# GOAL OF THE EXERCISE
The entries below should be quoted exactly, with no pictures carried over.

Saved entries:
— Start —

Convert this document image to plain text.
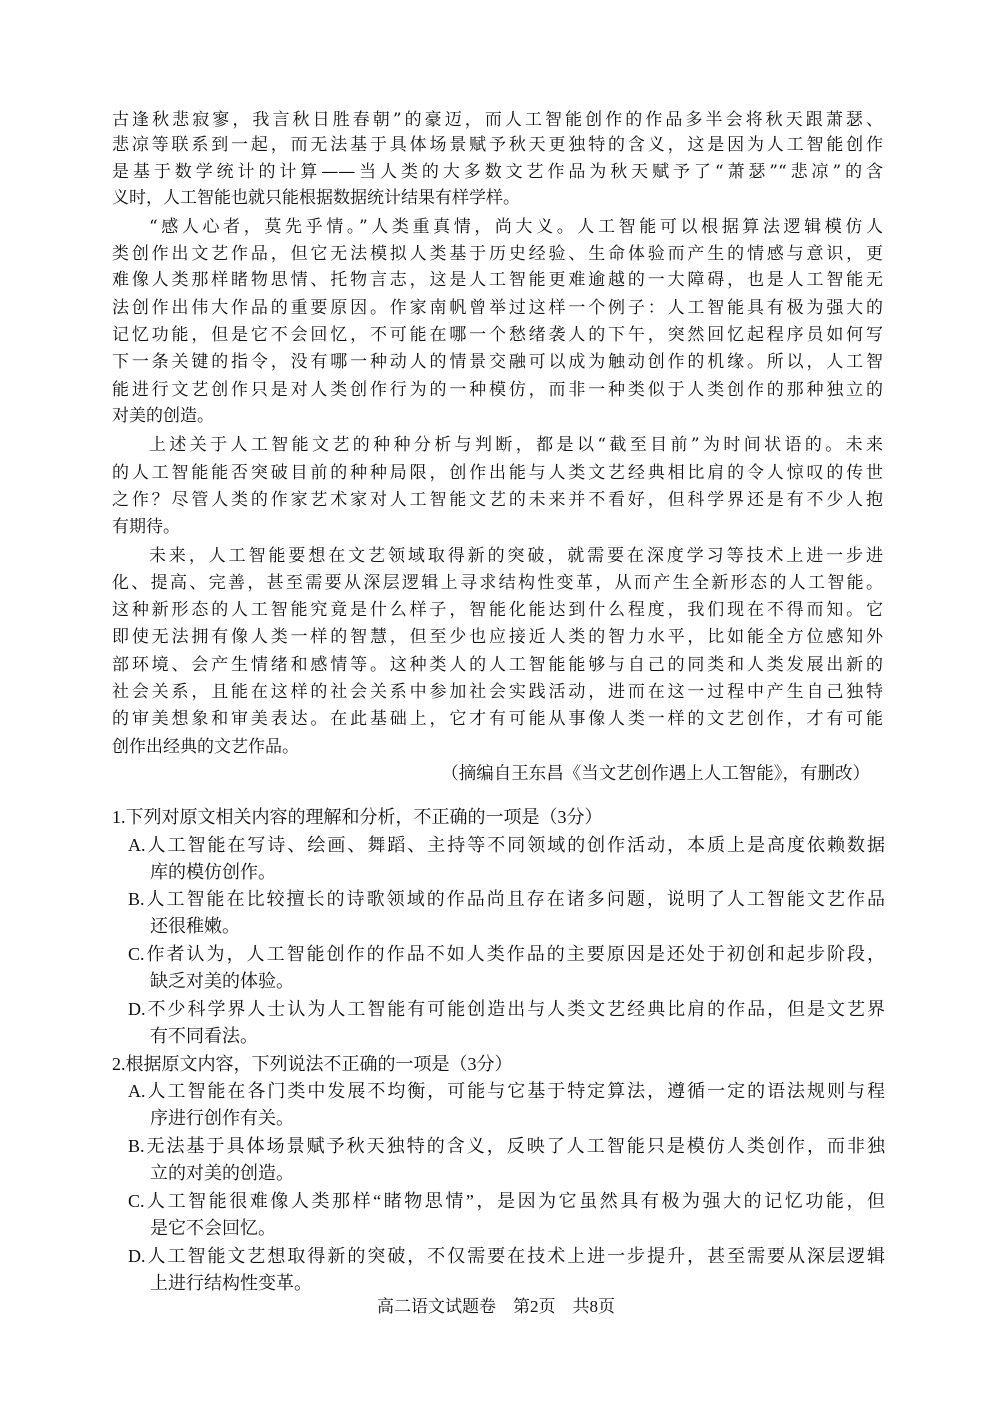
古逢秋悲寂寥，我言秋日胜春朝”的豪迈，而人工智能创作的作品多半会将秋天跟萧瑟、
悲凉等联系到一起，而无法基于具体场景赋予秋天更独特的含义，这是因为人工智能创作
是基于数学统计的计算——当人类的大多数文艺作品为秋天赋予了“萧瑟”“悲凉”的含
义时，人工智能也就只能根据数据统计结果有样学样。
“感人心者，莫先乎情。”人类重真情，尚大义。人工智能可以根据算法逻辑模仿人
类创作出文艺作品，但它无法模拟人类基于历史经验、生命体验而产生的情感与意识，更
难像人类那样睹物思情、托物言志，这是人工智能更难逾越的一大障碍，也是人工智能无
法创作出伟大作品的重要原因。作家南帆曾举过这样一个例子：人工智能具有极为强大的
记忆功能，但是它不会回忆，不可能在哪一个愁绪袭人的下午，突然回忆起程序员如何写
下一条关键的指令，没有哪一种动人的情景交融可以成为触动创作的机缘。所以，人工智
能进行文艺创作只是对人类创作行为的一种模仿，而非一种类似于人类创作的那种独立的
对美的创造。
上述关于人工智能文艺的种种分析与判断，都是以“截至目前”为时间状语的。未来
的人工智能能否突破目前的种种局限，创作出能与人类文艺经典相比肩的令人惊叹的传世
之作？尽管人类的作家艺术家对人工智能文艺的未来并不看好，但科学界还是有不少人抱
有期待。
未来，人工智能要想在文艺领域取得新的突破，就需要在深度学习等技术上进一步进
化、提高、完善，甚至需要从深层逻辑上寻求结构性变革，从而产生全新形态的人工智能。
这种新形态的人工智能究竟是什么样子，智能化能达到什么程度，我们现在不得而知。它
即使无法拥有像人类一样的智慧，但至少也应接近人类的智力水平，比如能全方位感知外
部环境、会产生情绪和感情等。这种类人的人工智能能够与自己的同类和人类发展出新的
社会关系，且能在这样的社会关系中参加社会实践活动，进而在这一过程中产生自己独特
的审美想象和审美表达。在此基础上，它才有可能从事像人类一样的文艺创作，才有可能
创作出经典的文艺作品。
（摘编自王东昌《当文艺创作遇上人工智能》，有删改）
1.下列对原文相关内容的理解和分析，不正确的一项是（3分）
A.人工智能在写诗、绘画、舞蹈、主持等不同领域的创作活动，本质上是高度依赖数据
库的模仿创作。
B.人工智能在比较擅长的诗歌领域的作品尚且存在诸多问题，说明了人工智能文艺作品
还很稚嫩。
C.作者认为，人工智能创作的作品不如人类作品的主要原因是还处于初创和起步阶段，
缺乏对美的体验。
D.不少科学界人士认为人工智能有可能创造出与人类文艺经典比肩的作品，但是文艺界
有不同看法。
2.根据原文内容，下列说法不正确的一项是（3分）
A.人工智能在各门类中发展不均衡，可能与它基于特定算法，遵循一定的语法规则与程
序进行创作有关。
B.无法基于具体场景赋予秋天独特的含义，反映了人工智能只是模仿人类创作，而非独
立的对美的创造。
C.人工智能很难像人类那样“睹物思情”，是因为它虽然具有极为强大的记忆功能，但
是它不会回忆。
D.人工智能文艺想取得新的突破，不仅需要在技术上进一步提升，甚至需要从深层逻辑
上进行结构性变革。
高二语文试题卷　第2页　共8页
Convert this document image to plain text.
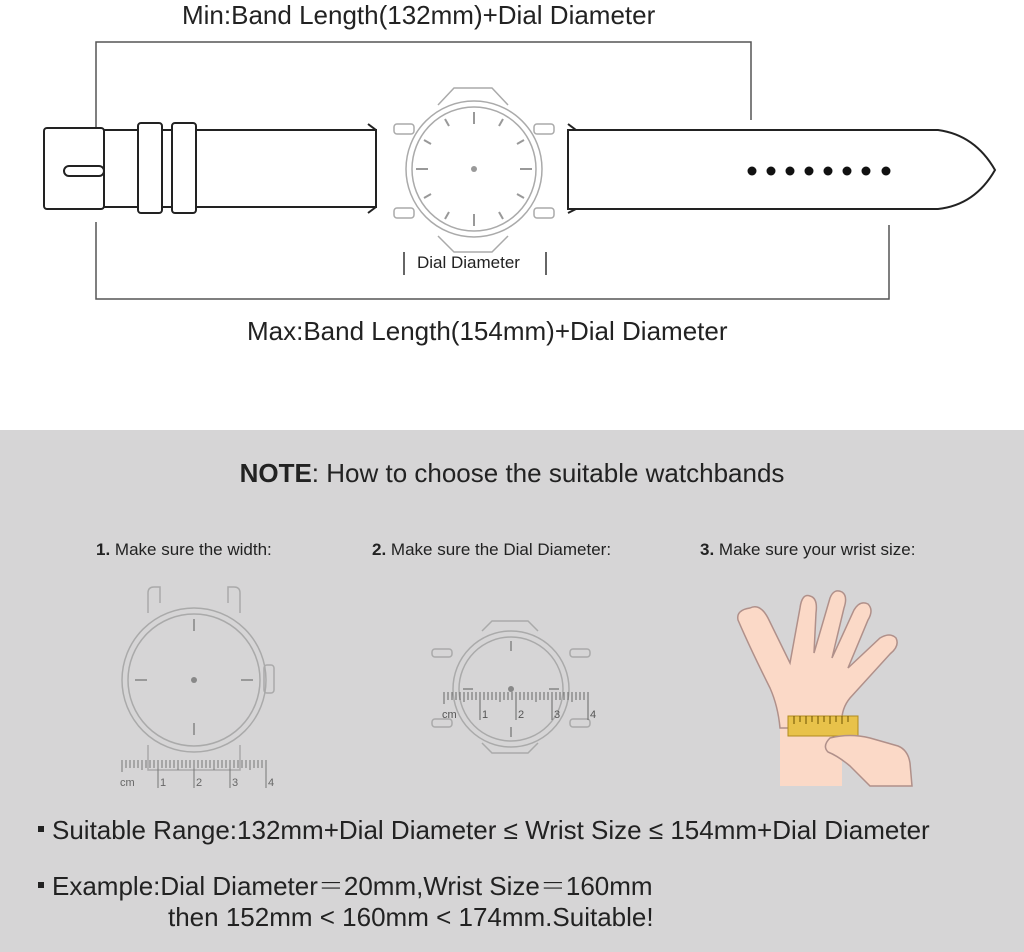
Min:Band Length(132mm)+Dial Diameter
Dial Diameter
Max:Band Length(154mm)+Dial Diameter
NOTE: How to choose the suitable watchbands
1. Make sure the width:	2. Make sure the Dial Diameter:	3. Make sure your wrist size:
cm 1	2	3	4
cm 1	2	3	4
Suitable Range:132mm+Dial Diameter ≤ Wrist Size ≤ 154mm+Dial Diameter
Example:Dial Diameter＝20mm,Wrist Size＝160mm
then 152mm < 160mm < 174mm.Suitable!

— End —

# RESPONSE
Convert this document image to plain text.
古逢秋悲寂寥，我言秋日胜春朝”的豪迈，而人工智能创作的作品多半会将秋天跟萧瑟、
悲凉等联系到一起，而无法基于具体场景赋予秋天更独特的含义，这是因为人工智能创作
是基于数学统计的计算——当人类的大多数文艺作品为秋天赋予了“萧瑟”“悲凉”的含
义时，人工智能也就只能根据数据统计结果有样学样。
“感人心者，莫先乎情。”人类重真情，尚大义。人工智能可以根据算法逻辑模仿人
类创作出文艺作品，但它无法模拟人类基于历史经验、生命体验而产生的情感与意识，更
难像人类那样睹物思情、托物言志，这是人工智能更难逾越的一大障碍，也是人工智能无
法创作出伟大作品的重要原因。作家南帆曾举过这样一个例子：人工智能具有极为强大的
记忆功能，但是它不会回忆，不可能在哪一个愁绪袭人的下午，突然回忆起程序员如何写
下一条关键的指令，没有哪一种动人的情景交融可以成为触动创作的机缘。所以，人工智
能进行文艺创作只是对人类创作行为的一种模仿，而非一种类似于人类创作的那种独立的
对美的创造。
上述关于人工智能文艺的种种分析与判断，都是以“截至目前”为时间状语的。未来
的人工智能能否突破目前的种种局限，创作出能与人类文艺经典相比肩的令人惊叹的传世
之作？尽管人类的作家艺术家对人工智能文艺的未来并不看好，但科学界还是有不少人抱
有期待。
未来，人工智能要想在文艺领域取得新的突破，就需要在深度学习等技术上进一步进
化、提高、完善，甚至需要从深层逻辑上寻求结构性变革，从而产生全新形态的人工智能。
这种新形态的人工智能究竟是什么样子，智能化能达到什么程度，我们现在不得而知。它
即使无法拥有像人类一样的智慧，但至少也应接近人类的智力水平，比如能全方位感知外
部环境、会产生情绪和感情等。这种类人的人工智能能够与自己的同类和人类发展出新的
社会关系，且能在这样的社会关系中参加社会实践活动，进而在这一过程中产生自己独特
的审美想象和审美表达。在此基础上，它才有可能从事像人类一样的文艺创作，才有可能
创作出经典的文艺作品。
（摘编自王东昌《当文艺创作遇上人工智能》，有删改）
1.下列对原文相关内容的理解和分析，不正确的一项是（3分）
A.人工智能在写诗、绘画、舞蹈、主持等不同领域的创作活动，本质上是高度依赖数据
库的模仿创作。
B.人工智能在比较擅长的诗歌领域的作品尚且存在诸多问题，说明了人工智能文艺作品
还很稚嫩。
C.作者认为，人工智能创作的作品不如人类作品的主要原因是还处于初创和起步阶段，
缺乏对美的体验。
D.不少科学界人士认为人工智能有可能创造出与人类文艺经典比肩的作品，但是文艺界
有不同看法。
2.根据原文内容，下列说法不正确的一项是（3分）
A.人工智能在各门类中发展不均衡，可能与它基于特定算法，遵循一定的语法规则与程
序进行创作有关。
B.无法基于具体场景赋予秋天独特的含义，反映了人工智能只是模仿人类创作，而非独
立的对美的创造。
C.人工智能很难像人类那样“睹物思情”，是因为它虽然具有极为强大的记忆功能，但
是它不会回忆。
D.人工智能文艺想取得新的突破，不仅需要在技术上进一步提升，甚至需要从深层逻辑
上进行结构性变革。
高二语文试题卷　第2页　共8页
Convert this document image to plain text.
Min:Band Length(132mm)+Dial Diameter
Dial Diameter
Max:Band Length(154mm)+Dial Diameter
NOTE: How to choose the suitable watchbands
1. Make sure the width:	2. Make sure the Dial Diameter:	3. Make sure your wrist size:
cm 1	2	3	4
cm 1	2	3	4
Suitable Range:132mm+Dial Diameter ≤ Wrist Size ≤ 154mm+Dial Diameter
Example:Dial Diameter＝20mm,Wrist Size＝160mm
then 152mm < 160mm < 174mm.Suitable!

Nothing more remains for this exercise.